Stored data
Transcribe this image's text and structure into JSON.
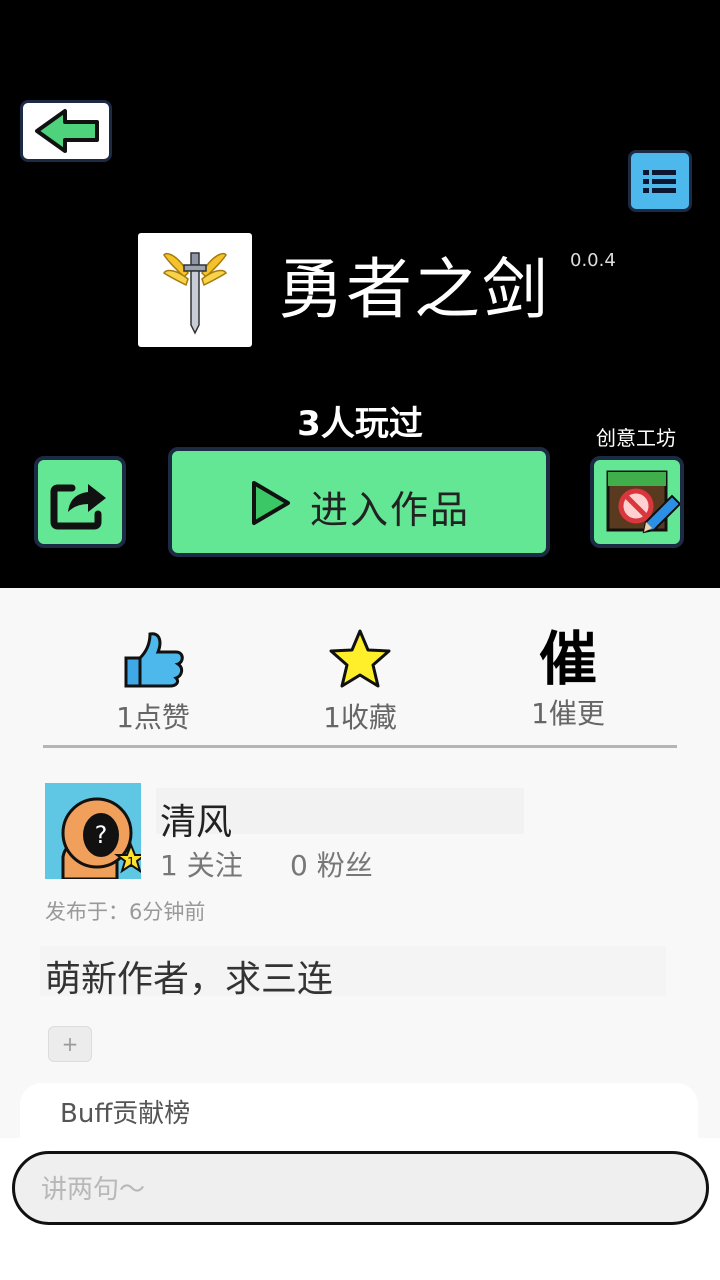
{
  "game": {
    "title": "勇者之剑",
    "version": "0.0.4",
    "played": "3人玩过",
    "enter_label": "进入作品",
    "workshop_label": "创意工坊"
  },
  "stats": {
    "likes": "1点赞",
    "favorites": "1收藏",
    "urge_icon_text": "催",
    "urge": "1催更"
  },
  "author": {
    "name": "清风",
    "follow": "1 关注",
    "fans": "0 粉丝",
    "level": "1"
  },
  "post": {
    "published": "发布于：6分钟前",
    "description": "萌新作者，求三连",
    "plus": "+"
  },
  "buff": {
    "title": "Buff贡献榜"
  },
  "comment": {
    "placeholder": "讲两句～"
  },
  "colors": {
    "accent_green": "#63e795",
    "menu_blue": "#4cb8ec",
    "border_navy": "#1d2a44"
  }
}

**Exercise**
Repeat all the data as it stands, dropping any images it holds.

**Written solution**
Transcribe this image's text and structure into JSON.
{
  "game": {
    "title": "勇者之剑",
    "version": "0.0.4",
    "played": "3人玩过",
    "enter_label": "进入作品",
    "workshop_label": "创意工坊"
  },
  "stats": {
    "likes": "1点赞",
    "favorites": "1收藏",
    "urge_icon_text": "催",
    "urge": "1催更"
  },
  "author": {
    "name": "清风",
    "follow": "1 关注",
    "fans": "0 粉丝",
    "level": "1"
  },
  "post": {
    "published": "发布于：6分钟前",
    "description": "萌新作者，求三连",
    "plus": "+"
  },
  "buff": {
    "title": "Buff贡献榜"
  },
  "comment": {
    "placeholder": "讲两句～"
  },
  "colors": {
    "accent_green": "#63e795",
    "menu_blue": "#4cb8ec",
    "border_navy": "#1d2a44"
  }
}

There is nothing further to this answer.